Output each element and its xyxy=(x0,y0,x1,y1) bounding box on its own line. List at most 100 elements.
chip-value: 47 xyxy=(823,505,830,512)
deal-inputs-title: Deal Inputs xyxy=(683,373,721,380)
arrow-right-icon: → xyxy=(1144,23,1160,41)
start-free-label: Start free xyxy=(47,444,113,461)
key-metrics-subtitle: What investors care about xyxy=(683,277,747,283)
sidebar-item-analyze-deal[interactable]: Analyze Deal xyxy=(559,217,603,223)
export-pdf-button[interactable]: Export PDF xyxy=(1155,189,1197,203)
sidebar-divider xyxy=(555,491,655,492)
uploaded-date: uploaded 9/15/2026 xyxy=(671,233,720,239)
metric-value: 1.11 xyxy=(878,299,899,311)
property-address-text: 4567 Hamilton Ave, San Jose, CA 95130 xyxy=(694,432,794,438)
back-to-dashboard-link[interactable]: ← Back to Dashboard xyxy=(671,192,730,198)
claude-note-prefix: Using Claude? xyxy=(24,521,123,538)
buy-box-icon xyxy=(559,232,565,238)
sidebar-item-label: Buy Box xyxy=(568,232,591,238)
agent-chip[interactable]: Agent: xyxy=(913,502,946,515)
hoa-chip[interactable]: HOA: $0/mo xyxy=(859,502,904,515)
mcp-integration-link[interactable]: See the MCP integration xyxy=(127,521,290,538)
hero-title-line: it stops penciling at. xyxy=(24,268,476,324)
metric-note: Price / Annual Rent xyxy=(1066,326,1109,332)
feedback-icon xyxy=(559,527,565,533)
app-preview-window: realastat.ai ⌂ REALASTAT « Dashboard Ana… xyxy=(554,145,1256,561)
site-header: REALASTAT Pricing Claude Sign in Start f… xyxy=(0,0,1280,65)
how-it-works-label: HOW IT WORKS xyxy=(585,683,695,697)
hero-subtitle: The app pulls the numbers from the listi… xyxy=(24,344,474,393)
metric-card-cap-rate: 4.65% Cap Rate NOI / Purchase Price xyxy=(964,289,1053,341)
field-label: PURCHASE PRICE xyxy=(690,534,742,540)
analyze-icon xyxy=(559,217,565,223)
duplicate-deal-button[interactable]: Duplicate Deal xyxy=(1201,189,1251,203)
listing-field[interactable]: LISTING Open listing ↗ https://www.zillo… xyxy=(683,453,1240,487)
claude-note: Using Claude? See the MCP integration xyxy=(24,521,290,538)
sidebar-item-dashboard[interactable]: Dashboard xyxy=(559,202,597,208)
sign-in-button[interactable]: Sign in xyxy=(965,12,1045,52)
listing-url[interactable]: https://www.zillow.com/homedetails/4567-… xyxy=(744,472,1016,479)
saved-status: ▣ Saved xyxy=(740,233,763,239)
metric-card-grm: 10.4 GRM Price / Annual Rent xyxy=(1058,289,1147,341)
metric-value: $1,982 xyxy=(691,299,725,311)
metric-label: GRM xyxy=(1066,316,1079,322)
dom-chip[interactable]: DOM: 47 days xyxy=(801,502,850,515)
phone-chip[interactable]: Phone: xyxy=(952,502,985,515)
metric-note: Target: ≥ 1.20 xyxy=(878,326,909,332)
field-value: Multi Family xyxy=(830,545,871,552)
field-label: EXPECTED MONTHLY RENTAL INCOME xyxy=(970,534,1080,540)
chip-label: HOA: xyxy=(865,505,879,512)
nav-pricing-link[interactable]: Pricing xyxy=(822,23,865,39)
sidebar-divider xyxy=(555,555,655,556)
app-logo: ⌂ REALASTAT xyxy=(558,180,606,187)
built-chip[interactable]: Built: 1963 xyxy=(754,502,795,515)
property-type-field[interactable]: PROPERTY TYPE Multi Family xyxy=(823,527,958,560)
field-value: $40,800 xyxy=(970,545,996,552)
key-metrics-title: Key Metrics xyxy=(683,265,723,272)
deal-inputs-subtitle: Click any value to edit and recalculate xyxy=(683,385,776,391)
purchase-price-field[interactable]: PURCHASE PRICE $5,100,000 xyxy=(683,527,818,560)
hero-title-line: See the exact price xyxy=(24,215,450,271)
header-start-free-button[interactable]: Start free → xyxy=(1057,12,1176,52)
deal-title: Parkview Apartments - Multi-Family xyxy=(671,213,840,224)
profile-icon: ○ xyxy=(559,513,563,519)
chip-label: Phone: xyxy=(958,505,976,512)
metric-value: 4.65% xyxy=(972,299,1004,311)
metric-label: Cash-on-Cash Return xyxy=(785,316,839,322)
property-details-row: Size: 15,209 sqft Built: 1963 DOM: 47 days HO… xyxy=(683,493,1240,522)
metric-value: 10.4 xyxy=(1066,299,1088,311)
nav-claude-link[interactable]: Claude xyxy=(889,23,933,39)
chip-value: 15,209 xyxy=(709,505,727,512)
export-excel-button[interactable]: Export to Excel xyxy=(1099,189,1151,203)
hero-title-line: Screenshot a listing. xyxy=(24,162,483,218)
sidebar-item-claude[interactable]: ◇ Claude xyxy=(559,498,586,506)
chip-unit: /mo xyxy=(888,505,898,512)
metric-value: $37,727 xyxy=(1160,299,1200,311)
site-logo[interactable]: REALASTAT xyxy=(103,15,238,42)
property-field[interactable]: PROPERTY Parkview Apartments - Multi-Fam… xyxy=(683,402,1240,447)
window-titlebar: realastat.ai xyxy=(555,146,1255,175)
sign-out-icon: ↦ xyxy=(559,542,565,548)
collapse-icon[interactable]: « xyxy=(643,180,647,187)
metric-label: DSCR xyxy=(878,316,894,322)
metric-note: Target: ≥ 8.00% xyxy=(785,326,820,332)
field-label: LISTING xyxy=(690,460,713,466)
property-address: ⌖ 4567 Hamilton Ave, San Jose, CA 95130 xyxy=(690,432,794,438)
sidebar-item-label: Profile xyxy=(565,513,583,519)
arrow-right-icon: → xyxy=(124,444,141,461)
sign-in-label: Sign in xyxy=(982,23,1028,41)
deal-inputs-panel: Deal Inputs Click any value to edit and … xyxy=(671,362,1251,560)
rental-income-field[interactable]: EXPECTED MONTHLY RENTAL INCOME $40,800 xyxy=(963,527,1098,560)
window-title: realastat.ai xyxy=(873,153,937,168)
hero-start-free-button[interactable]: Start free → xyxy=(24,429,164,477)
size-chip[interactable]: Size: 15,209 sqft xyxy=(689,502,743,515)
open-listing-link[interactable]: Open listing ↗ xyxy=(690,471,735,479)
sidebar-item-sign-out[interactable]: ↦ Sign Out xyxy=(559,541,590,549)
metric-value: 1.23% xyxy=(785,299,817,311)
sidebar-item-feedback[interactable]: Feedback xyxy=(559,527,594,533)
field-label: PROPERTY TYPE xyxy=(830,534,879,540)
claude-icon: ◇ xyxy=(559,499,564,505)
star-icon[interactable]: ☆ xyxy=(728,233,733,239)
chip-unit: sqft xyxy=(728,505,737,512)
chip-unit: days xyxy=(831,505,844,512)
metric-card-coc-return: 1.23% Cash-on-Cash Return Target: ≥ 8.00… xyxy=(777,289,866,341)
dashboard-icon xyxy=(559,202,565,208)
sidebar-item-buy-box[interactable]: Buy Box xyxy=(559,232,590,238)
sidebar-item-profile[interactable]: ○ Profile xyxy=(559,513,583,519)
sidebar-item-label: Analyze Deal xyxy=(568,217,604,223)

━━━━

TASK GOAL:
Update the material above by changing every "Buy Box" to "Saved Criteria" and keeping all other text the same.

RESPONSE BELOW:
Output each element and its xyxy=(x0,y0,x1,y1) bounding box on its own line. List at most 100 elements.
chip-value: 47 xyxy=(823,505,830,512)
deal-inputs-title: Deal Inputs xyxy=(683,373,721,380)
arrow-right-icon: → xyxy=(1144,23,1160,41)
start-free-label: Start free xyxy=(47,444,113,461)
key-metrics-subtitle: What investors care about xyxy=(683,277,747,283)
sidebar-item-analyze-deal[interactable]: Analyze Deal xyxy=(559,217,603,223)
export-pdf-button[interactable]: Export PDF xyxy=(1155,189,1197,203)
sidebar-divider xyxy=(555,491,655,492)
uploaded-date: uploaded 9/15/2026 xyxy=(671,233,720,239)
metric-value: 1.11 xyxy=(878,299,899,311)
property-address-text: 4567 Hamilton Ave, San Jose, CA 95130 xyxy=(694,432,794,438)
back-to-dashboard-link[interactable]: ← Back to Dashboard xyxy=(671,192,730,198)
claude-note-prefix: Using Claude? xyxy=(24,521,123,538)
buy-box-icon xyxy=(559,232,565,238)
sidebar-item-label: Saved Criteria xyxy=(568,232,591,238)
agent-chip[interactable]: Agent: xyxy=(913,502,946,515)
hoa-chip[interactable]: HOA: $0/mo xyxy=(859,502,904,515)
mcp-integration-link[interactable]: See the MCP integration xyxy=(127,521,290,538)
hero-title-line: it stops penciling at. xyxy=(24,268,476,324)
metric-note: Price / Annual Rent xyxy=(1066,326,1109,332)
feedback-icon xyxy=(559,527,565,533)
app-preview-window: realastat.ai ⌂ REALASTAT « Dashboard Ana… xyxy=(554,145,1256,561)
site-header: REALASTAT Pricing Claude Sign in Start f… xyxy=(0,0,1280,65)
how-it-works-label: HOW IT WORKS xyxy=(585,683,695,697)
hero-subtitle: The app pulls the numbers from the listi… xyxy=(24,344,474,393)
metric-card-cap-rate: 4.65% Cap Rate NOI / Purchase Price xyxy=(964,289,1053,341)
field-label: PURCHASE PRICE xyxy=(690,534,742,540)
analyze-icon xyxy=(559,217,565,223)
duplicate-deal-button[interactable]: Duplicate Deal xyxy=(1201,189,1251,203)
listing-field[interactable]: LISTING Open listing ↗ https://www.zillo… xyxy=(683,453,1240,487)
claude-note: Using Claude? See the MCP integration xyxy=(24,521,290,538)
sidebar-item-dashboard[interactable]: Dashboard xyxy=(559,202,597,208)
sign-in-button[interactable]: Sign in xyxy=(965,12,1045,52)
listing-url[interactable]: https://www.zillow.com/homedetails/4567-… xyxy=(744,472,1016,479)
saved-status: ▣ Saved xyxy=(740,233,763,239)
metric-card-grm: 10.4 GRM Price / Annual Rent xyxy=(1058,289,1147,341)
metric-value: $1,982 xyxy=(691,299,725,311)
metric-label: GRM xyxy=(1066,316,1079,322)
dom-chip[interactable]: DOM: 47 days xyxy=(801,502,850,515)
phone-chip[interactable]: Phone: xyxy=(952,502,985,515)
metric-note: Target: ≥ 1.20 xyxy=(878,326,909,332)
field-value: Multi Family xyxy=(830,545,871,552)
field-label: EXPECTED MONTHLY RENTAL INCOME xyxy=(970,534,1080,540)
chip-label: HOA: xyxy=(865,505,879,512)
nav-pricing-link[interactable]: Pricing xyxy=(822,23,865,39)
sidebar-divider xyxy=(555,555,655,556)
app-logo: ⌂ REALASTAT xyxy=(558,180,606,187)
built-chip[interactable]: Built: 1963 xyxy=(754,502,795,515)
property-type-field[interactable]: PROPERTY TYPE Multi Family xyxy=(823,527,958,560)
field-value: $40,800 xyxy=(970,545,996,552)
key-metrics-title: Key Metrics xyxy=(683,265,723,272)
deal-inputs-subtitle: Click any value to edit and recalculate xyxy=(683,385,776,391)
purchase-price-field[interactable]: PURCHASE PRICE $5,100,000 xyxy=(683,527,818,560)
hero-title-line: See the exact price xyxy=(24,215,450,271)
header-start-free-button[interactable]: Start free → xyxy=(1057,12,1176,52)
deal-title: Parkview Apartments - Multi-Family xyxy=(671,213,840,224)
profile-icon: ○ xyxy=(559,513,563,519)
chip-label: Phone: xyxy=(958,505,976,512)
metric-value: 4.65% xyxy=(972,299,1004,311)
metric-label: Cash-on-Cash Return xyxy=(785,316,839,322)
property-details-row: Size: 15,209 sqft Built: 1963 DOM: 47 days HO… xyxy=(683,493,1240,522)
metric-value: 10.4 xyxy=(1066,299,1088,311)
nav-claude-link[interactable]: Claude xyxy=(889,23,933,39)
chip-value: 15,209 xyxy=(709,505,727,512)
export-excel-button[interactable]: Export to Excel xyxy=(1099,189,1151,203)
hero-title-line: Screenshot a listing. xyxy=(24,162,483,218)
sidebar-item-claude[interactable]: ◇ Claude xyxy=(559,498,586,506)
chip-unit: /mo xyxy=(888,505,898,512)
metric-value: $37,727 xyxy=(1160,299,1200,311)
site-logo[interactable]: REALASTAT xyxy=(103,15,238,42)
property-field[interactable]: PROPERTY Parkview Apartments - Multi-Fam… xyxy=(683,402,1240,447)
window-titlebar: realastat.ai xyxy=(555,146,1255,175)
sign-out-icon: ↦ xyxy=(559,542,565,548)
collapse-icon[interactable]: « xyxy=(643,180,647,187)
metric-label: DSCR xyxy=(878,316,894,322)
metric-note: Target: ≥ 8.00% xyxy=(785,326,820,332)
field-label: LISTING xyxy=(690,460,713,466)
property-address: ⌖ 4567 Hamilton Ave, San Jose, CA 95130 xyxy=(690,432,794,438)
sidebar-item-label: Profile xyxy=(565,513,583,519)
arrow-right-icon: → xyxy=(124,444,141,461)
sign-in-label: Sign in xyxy=(982,23,1028,41)
deal-inputs-panel: Deal Inputs Click any value to edit and … xyxy=(671,362,1251,560)
rental-income-field[interactable]: EXPECTED MONTHLY RENTAL INCOME $40,800 xyxy=(963,527,1098,560)
window-title: realastat.ai xyxy=(873,153,937,168)
hero-start-free-button[interactable]: Start free → xyxy=(24,429,164,477)
size-chip[interactable]: Size: 15,209 sqft xyxy=(689,502,743,515)
open-listing-link[interactable]: Open listing ↗ xyxy=(690,471,735,479)
sidebar-item-sign-out[interactable]: ↦ Sign Out xyxy=(559,541,590,549)
metric-value: 1.23% xyxy=(785,299,817,311)
sidebar-item-feedback[interactable]: Feedback xyxy=(559,527,594,533)
field-label: PROPERTY TYPE xyxy=(830,534,879,540)
claude-icon: ◇ xyxy=(559,499,564,505)
star-icon[interactable]: ☆ xyxy=(728,233,733,239)
chip-unit: sqft xyxy=(728,505,737,512)
chip-unit: days xyxy=(831,505,844,512)
metric-card-coc-return: 1.23% Cash-on-Cash Return Target: ≥ 8.00… xyxy=(777,289,866,341)
dashboard-icon xyxy=(559,202,565,208)
sidebar-item-buy-box[interactable]: Saved Criteria xyxy=(559,232,590,238)
sidebar-item-profile[interactable]: ○ Profile xyxy=(559,513,583,519)
sidebar-item-label: Analyze Deal xyxy=(568,217,604,223)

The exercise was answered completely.